⟨
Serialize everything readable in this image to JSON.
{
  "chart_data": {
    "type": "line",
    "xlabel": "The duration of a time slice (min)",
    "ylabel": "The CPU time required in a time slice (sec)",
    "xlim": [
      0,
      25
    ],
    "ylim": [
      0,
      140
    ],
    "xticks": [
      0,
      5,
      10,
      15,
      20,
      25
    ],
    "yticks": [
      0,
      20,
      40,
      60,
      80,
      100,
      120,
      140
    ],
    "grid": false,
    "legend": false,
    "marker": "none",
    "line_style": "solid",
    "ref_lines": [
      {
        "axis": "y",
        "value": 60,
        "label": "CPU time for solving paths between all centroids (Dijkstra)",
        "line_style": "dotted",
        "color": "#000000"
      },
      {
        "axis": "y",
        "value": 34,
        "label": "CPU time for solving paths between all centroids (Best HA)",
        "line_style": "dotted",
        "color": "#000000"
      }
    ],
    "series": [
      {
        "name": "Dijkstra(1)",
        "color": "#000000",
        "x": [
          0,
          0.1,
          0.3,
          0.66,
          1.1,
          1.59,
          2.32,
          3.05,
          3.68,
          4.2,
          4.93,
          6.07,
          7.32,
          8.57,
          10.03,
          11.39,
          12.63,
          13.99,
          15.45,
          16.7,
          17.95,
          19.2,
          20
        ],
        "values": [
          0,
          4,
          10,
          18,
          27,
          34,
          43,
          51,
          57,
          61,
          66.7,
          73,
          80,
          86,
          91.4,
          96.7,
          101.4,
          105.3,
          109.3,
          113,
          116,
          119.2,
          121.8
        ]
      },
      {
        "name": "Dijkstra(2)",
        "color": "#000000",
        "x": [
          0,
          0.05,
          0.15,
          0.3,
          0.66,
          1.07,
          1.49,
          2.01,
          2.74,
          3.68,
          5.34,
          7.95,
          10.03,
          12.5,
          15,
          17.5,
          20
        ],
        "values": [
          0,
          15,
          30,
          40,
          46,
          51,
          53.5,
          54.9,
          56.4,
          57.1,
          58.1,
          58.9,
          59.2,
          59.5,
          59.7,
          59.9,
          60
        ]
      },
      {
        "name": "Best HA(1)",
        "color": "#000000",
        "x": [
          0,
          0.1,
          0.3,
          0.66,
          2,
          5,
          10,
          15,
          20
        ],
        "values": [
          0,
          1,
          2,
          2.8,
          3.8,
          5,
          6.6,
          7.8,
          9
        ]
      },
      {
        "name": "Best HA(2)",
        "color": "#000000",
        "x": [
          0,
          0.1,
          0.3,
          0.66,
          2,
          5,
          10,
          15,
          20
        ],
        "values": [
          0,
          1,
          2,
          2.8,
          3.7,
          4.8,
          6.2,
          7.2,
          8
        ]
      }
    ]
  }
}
⟩
__Your task__. Show every line that contains the word "centroids".

__Output for this task__.
        "label": "CPU time for solving paths between all centroids (Dijkstra)",
        "label": "CPU time for solving paths between all centroids (Best HA)",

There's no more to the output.